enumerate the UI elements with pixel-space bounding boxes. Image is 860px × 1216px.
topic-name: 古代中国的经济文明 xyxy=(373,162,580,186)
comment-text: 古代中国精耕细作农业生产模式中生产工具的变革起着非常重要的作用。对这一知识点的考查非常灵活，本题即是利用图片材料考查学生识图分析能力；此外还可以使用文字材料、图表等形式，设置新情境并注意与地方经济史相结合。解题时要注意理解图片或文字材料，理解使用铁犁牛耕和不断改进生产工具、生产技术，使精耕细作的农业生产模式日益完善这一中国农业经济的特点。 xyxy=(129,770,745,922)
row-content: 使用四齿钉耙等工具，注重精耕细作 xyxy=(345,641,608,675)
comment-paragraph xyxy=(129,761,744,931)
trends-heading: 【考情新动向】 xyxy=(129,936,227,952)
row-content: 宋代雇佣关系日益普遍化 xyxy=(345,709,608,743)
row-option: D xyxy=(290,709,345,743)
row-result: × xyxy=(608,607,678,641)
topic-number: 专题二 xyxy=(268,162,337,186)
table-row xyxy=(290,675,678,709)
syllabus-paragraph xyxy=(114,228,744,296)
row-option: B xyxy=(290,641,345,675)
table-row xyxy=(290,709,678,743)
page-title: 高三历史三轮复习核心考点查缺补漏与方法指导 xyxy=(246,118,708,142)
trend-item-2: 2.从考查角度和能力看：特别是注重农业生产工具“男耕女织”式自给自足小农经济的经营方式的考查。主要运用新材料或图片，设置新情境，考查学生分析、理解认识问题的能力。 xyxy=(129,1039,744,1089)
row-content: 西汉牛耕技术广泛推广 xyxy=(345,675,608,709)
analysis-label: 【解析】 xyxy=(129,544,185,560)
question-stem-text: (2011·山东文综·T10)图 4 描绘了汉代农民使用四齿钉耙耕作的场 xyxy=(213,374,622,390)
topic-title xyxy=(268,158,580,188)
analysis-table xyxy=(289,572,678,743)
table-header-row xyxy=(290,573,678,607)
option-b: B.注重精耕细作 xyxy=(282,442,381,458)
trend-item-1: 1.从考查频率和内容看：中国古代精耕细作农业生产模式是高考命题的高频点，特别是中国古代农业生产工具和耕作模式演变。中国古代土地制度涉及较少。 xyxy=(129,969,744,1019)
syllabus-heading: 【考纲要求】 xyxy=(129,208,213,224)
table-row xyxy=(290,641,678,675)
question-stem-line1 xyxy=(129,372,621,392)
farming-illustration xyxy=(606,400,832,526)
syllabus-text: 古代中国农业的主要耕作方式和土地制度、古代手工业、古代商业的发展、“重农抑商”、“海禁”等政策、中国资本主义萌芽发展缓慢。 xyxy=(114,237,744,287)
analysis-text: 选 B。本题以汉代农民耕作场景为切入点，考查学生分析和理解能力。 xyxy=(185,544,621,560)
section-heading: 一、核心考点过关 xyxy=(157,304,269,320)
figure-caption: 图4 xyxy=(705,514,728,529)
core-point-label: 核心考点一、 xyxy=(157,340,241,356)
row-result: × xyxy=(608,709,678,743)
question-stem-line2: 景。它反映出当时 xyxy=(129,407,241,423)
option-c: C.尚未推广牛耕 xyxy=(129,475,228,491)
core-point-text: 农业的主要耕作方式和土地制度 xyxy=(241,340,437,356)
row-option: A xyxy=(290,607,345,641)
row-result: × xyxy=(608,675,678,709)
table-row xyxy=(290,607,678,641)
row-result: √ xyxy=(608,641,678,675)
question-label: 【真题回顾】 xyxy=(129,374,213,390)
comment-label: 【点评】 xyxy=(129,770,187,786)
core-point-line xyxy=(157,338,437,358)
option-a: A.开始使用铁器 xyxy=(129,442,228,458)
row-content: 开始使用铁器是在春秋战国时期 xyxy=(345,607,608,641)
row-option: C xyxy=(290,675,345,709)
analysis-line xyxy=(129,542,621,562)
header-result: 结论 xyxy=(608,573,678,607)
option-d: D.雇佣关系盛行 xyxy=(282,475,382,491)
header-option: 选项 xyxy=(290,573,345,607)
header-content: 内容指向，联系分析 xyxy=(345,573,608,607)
+ + + +
§ **Work instructions**
Reproduce every line of the records, replacing "row-result" with "row-verdict" wherever it occurs and changing nothing else.

§ **Complete response**
enumerate the UI elements with pixel-space bounding boxes. Image is 860px × 1216px.
topic-name: 古代中国的经济文明 xyxy=(373,162,580,186)
comment-text: 古代中国精耕细作农业生产模式中生产工具的变革起着非常重要的作用。对这一知识点的考查非常灵活，本题即是利用图片材料考查学生识图分析能力；此外还可以使用文字材料、图表等形式，设置新情境并注意与地方经济史相结合。解题时要注意理解图片或文字材料，理解使用铁犁牛耕和不断改进生产工具、生产技术，使精耕细作的农业生产模式日益完善这一中国农业经济的特点。 xyxy=(129,770,745,922)
row-content: 使用四齿钉耙等工具，注重精耕细作 xyxy=(345,641,608,675)
comment-paragraph xyxy=(129,761,744,931)
trends-heading: 【考情新动向】 xyxy=(129,936,227,952)
row-content: 宋代雇佣关系日益普遍化 xyxy=(345,709,608,743)
row-option: D xyxy=(290,709,345,743)
row-verdict: × xyxy=(608,607,678,641)
topic-number: 专题二 xyxy=(268,162,337,186)
table-row xyxy=(290,675,678,709)
syllabus-paragraph xyxy=(114,228,744,296)
row-option: B xyxy=(290,641,345,675)
table-row xyxy=(290,709,678,743)
page-title: 高三历史三轮复习核心考点查缺补漏与方法指导 xyxy=(246,118,708,142)
trend-item-2: 2.从考查角度和能力看：特别是注重农业生产工具“男耕女织”式自给自足小农经济的经营方式的考查。主要运用新材料或图片，设置新情境，考查学生分析、理解认识问题的能力。 xyxy=(129,1039,744,1089)
row-content: 西汉牛耕技术广泛推广 xyxy=(345,675,608,709)
analysis-label: 【解析】 xyxy=(129,544,185,560)
question-stem-text: (2011·山东文综·T10)图 4 描绘了汉代农民使用四齿钉耙耕作的场 xyxy=(213,374,622,390)
topic-title xyxy=(268,158,580,188)
analysis-table xyxy=(289,572,678,743)
table-header-row xyxy=(290,573,678,607)
option-b: B.注重精耕细作 xyxy=(282,442,381,458)
trend-item-1: 1.从考查频率和内容看：中国古代精耕细作农业生产模式是高考命题的高频点，特别是中国古代农业生产工具和耕作模式演变。中国古代土地制度涉及较少。 xyxy=(129,969,744,1019)
syllabus-heading: 【考纲要求】 xyxy=(129,208,213,224)
table-row xyxy=(290,641,678,675)
question-stem-line1 xyxy=(129,372,621,392)
farming-illustration xyxy=(606,400,832,526)
syllabus-text: 古代中国农业的主要耕作方式和土地制度、古代手工业、古代商业的发展、“重农抑商”、“海禁”等政策、中国资本主义萌芽发展缓慢。 xyxy=(114,237,744,287)
analysis-text: 选 B。本题以汉代农民耕作场景为切入点，考查学生分析和理解能力。 xyxy=(185,544,621,560)
section-heading: 一、核心考点过关 xyxy=(157,304,269,320)
figure-caption: 图4 xyxy=(705,514,728,529)
core-point-label: 核心考点一、 xyxy=(157,340,241,356)
row-verdict: × xyxy=(608,709,678,743)
question-stem-line2: 景。它反映出当时 xyxy=(129,407,241,423)
option-c: C.尚未推广牛耕 xyxy=(129,475,228,491)
core-point-text: 农业的主要耕作方式和土地制度 xyxy=(241,340,437,356)
row-option: A xyxy=(290,607,345,641)
row-verdict: × xyxy=(608,675,678,709)
table-row xyxy=(290,607,678,641)
row-verdict: √ xyxy=(608,641,678,675)
question-label: 【真题回顾】 xyxy=(129,374,213,390)
comment-label: 【点评】 xyxy=(129,770,187,786)
core-point-line xyxy=(157,338,437,358)
option-a: A.开始使用铁器 xyxy=(129,442,228,458)
row-content: 开始使用铁器是在春秋战国时期 xyxy=(345,607,608,641)
row-option: C xyxy=(290,675,345,709)
analysis-line xyxy=(129,542,621,562)
header-result: 结论 xyxy=(608,573,678,607)
option-d: D.雇佣关系盛行 xyxy=(282,475,382,491)
header-option: 选项 xyxy=(290,573,345,607)
header-content: 内容指向，联系分析 xyxy=(345,573,608,607)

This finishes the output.